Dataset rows
=====

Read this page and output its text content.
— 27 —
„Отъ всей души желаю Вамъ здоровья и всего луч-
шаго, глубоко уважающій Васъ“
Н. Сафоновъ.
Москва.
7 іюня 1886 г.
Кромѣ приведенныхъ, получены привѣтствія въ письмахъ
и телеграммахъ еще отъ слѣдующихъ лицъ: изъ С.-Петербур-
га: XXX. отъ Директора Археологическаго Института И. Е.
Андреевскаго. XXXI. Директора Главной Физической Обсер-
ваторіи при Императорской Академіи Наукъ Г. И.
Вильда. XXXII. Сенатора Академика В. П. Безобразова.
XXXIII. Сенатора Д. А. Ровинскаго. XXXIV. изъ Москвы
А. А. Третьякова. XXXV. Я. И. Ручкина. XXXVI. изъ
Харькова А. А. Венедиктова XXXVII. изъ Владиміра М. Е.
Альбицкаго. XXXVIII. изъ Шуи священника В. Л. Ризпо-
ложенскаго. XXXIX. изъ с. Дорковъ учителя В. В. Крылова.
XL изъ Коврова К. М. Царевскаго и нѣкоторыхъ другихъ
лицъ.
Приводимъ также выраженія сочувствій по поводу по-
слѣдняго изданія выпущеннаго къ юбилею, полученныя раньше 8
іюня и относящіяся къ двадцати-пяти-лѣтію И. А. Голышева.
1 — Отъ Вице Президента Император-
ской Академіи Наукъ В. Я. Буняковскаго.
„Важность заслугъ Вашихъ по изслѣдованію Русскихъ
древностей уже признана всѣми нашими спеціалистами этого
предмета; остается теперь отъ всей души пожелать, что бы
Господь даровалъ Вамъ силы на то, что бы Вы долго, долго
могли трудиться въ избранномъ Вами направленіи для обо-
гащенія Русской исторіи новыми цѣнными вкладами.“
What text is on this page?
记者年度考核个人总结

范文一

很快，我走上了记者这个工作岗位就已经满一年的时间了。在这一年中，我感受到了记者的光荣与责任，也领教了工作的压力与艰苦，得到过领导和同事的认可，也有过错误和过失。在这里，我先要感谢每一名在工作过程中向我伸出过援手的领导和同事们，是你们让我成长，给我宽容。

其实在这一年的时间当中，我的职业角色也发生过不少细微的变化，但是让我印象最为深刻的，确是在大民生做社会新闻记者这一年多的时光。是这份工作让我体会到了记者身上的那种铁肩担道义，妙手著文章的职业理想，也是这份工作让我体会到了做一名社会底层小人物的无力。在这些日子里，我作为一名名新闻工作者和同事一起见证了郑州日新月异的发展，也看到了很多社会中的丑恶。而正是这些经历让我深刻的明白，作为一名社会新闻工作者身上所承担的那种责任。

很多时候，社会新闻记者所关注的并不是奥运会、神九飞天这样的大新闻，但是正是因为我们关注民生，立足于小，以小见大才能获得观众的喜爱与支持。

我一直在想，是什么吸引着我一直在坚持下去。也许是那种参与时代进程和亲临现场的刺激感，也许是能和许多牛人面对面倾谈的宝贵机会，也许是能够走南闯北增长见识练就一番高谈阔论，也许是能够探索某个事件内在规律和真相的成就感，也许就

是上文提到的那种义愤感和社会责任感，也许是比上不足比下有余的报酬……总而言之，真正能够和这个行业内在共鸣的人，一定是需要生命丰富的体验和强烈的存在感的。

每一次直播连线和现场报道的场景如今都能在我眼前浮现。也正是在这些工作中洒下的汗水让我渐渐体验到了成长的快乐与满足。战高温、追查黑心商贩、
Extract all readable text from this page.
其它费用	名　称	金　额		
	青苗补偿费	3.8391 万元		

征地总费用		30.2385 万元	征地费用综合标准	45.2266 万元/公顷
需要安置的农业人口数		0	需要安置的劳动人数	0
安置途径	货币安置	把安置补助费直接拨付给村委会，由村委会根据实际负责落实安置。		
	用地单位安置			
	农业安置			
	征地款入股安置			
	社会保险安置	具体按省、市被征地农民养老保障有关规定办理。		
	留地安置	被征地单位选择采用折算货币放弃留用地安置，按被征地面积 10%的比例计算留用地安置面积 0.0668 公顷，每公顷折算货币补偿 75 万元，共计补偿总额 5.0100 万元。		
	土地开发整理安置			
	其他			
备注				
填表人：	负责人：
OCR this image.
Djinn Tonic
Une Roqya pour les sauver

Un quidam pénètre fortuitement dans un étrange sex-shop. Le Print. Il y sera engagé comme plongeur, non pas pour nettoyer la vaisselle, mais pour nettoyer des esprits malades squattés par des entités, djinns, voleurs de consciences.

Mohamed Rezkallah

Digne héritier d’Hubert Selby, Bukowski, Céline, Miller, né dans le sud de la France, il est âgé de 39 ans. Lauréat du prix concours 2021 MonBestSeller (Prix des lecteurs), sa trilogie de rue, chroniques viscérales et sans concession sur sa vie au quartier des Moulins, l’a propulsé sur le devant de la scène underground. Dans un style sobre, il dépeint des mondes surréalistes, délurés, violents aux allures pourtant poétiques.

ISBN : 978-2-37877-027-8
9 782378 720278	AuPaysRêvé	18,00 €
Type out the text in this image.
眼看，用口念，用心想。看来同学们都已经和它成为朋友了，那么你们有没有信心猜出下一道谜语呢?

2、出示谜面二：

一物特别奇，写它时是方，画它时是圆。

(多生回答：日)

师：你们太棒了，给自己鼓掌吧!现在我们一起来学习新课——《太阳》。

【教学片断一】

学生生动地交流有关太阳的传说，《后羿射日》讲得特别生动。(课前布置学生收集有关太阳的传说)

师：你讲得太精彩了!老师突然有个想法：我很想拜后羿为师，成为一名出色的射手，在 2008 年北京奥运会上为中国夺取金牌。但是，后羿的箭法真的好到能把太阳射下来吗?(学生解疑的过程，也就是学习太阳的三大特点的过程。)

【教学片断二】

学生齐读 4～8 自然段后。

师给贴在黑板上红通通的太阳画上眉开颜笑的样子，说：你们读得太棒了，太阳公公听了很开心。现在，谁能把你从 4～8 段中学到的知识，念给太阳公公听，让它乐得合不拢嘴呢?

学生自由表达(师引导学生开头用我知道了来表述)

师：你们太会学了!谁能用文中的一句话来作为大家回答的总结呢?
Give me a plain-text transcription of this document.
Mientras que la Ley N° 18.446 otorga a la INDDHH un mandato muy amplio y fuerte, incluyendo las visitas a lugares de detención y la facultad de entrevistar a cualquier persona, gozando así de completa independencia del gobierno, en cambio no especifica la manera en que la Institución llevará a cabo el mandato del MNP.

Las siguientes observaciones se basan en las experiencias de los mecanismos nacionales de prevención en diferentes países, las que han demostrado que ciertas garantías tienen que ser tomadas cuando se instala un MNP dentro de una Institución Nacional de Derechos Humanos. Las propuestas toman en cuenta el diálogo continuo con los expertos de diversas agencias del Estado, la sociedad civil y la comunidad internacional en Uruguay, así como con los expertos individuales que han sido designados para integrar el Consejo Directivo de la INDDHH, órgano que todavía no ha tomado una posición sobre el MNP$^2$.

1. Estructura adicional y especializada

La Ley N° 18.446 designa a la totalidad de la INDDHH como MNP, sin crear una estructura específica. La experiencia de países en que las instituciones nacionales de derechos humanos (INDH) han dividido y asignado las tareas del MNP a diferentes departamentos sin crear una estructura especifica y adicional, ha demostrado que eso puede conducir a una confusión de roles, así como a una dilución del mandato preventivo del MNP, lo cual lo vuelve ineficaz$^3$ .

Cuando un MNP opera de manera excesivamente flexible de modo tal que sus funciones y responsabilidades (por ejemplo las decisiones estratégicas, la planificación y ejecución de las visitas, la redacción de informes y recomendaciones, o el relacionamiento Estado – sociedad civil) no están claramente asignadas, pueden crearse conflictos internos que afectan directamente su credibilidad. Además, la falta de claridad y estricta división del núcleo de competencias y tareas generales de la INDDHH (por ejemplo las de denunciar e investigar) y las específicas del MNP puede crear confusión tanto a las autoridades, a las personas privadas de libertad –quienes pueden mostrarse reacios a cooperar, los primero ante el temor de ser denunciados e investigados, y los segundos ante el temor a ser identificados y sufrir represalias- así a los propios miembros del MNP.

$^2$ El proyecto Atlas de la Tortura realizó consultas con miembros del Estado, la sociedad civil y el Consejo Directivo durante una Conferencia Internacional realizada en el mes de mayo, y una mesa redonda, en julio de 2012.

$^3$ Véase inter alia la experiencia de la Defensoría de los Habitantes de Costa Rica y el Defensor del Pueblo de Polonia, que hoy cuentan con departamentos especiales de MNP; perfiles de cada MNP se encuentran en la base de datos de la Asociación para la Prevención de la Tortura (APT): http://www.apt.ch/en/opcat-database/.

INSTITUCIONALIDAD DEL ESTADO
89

=====

• [Task instructions]: Pick out and copy every line that contains the word "Наукъ".

• [Written solution]:
ваторіи при Императорской Академіи Наукъ Г. И.
ской Академіи Наукъ В. Я. Буняковскаго.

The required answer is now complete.